Element position data:

━━━━━━━━━━━━━━━━━━━━

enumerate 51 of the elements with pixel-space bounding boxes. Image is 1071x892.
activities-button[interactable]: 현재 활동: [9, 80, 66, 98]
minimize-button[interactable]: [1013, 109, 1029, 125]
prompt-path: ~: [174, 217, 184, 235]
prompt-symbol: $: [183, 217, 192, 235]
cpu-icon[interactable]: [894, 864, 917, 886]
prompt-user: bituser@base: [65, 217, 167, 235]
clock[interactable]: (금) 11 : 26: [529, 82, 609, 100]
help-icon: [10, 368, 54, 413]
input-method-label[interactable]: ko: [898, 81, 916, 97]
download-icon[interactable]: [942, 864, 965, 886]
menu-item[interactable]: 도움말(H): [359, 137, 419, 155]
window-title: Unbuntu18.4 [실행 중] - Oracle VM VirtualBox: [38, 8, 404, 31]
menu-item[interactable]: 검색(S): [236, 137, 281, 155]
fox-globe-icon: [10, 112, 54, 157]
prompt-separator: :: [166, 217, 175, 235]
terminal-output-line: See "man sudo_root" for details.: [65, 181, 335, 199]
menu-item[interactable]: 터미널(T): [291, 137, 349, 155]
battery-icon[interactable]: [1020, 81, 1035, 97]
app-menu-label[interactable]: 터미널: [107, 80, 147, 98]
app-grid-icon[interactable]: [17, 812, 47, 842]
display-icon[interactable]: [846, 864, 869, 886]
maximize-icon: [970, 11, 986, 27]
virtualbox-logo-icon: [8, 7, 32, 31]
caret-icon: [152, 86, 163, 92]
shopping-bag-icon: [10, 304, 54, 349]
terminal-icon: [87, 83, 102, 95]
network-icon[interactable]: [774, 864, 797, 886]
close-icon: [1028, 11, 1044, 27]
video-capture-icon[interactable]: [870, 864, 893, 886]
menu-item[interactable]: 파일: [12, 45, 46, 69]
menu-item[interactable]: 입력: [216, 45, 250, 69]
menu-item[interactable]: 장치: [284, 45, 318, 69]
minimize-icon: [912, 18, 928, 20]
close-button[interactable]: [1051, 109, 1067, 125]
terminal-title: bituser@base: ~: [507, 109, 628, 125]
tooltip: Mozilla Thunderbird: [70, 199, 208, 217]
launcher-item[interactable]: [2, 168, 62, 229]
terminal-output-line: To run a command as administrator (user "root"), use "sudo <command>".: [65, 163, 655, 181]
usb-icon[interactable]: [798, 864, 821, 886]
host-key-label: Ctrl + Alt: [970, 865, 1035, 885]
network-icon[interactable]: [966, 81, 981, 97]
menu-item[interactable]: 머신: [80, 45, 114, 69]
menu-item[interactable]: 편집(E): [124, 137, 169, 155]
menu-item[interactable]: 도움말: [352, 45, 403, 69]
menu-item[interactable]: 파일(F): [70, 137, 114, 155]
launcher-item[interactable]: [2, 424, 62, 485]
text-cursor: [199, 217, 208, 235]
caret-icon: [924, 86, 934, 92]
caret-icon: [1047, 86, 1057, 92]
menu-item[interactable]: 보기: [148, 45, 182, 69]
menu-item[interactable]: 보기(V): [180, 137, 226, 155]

━━━━━━━━━━━━━━━━━━━━

Work instructions:
Collect every line of the data above that contains the string "network", and copy each one unchanged.

Problem solution:
network-icon[interactable]: [774, 864, 797, 886]
network-icon[interactable]: [966, 81, 981, 97]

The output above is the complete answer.